** START OF Data shown **

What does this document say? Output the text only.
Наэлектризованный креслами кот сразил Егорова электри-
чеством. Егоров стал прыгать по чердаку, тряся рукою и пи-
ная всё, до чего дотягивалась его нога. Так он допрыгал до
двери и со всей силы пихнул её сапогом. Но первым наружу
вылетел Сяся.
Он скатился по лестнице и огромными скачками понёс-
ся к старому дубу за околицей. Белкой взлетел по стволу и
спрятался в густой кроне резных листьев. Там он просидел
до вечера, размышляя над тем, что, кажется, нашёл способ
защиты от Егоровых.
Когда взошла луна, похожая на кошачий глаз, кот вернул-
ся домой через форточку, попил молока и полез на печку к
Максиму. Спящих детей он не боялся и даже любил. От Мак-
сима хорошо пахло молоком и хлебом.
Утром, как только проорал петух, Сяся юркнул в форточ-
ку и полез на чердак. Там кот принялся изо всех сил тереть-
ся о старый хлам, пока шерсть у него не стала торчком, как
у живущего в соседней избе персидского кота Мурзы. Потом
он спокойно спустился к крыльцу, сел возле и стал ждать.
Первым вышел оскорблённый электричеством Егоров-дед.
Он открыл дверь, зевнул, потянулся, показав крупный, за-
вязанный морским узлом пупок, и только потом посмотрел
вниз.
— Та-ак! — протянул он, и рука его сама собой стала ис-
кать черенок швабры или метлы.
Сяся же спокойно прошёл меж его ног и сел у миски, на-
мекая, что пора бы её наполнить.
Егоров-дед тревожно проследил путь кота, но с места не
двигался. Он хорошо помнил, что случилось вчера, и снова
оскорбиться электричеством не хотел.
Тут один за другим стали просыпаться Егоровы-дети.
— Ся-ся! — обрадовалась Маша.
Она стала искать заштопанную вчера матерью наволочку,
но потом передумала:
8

** END OF Data shown **

**Work to do**
The records above should be returned exactly.

**Written solution**
What does this document say? Output the text only.
Наэлектризованный креслами кот сразил Егорова электри-
чеством. Егоров стал прыгать по чердаку, тряся рукою и пи-
ная всё, до чего дотягивалась его нога. Так он допрыгал до
двери и со всей силы пихнул её сапогом. Но первым наружу
вылетел Сяся.
Он скатился по лестнице и огромными скачками понёс-
ся к старому дубу за околицей. Белкой взлетел по стволу и
спрятался в густой кроне резных листьев. Там он просидел
до вечера, размышляя над тем, что, кажется, нашёл способ
защиты от Егоровых.
Когда взошла луна, похожая на кошачий глаз, кот вернул-
ся домой через форточку, попил молока и полез на печку к
Максиму. Спящих детей он не боялся и даже любил. От Мак-
сима хорошо пахло молоком и хлебом.
Утром, как только проорал петух, Сяся юркнул в форточ-
ку и полез на чердак. Там кот принялся изо всех сил тереть-
ся о старый хлам, пока шерсть у него не стала торчком, как
у живущего в соседней избе персидского кота Мурзы. Потом
он спокойно спустился к крыльцу, сел возле и стал ждать.
Первым вышел оскорблённый электричеством Егоров-дед.
Он открыл дверь, зевнул, потянулся, показав крупный, за-
вязанный морским узлом пупок, и только потом посмотрел
вниз.
— Та-ак! — протянул он, и рука его сама собой стала ис-
кать черенок швабры или метлы.
Сяся же спокойно прошёл меж его ног и сел у миски, на-
мекая, что пора бы её наполнить.
Егоров-дед тревожно проследил путь кота, но с места не
двигался. Он хорошо помнил, что случилось вчера, и снова
оскорбиться электричеством не хотел.
Тут один за другим стали просыпаться Егоровы-дети.
— Ся-ся! — обрадовалась Маша.
Она стала искать заштопанную вчера матерью наволочку,
но потом передумала:
8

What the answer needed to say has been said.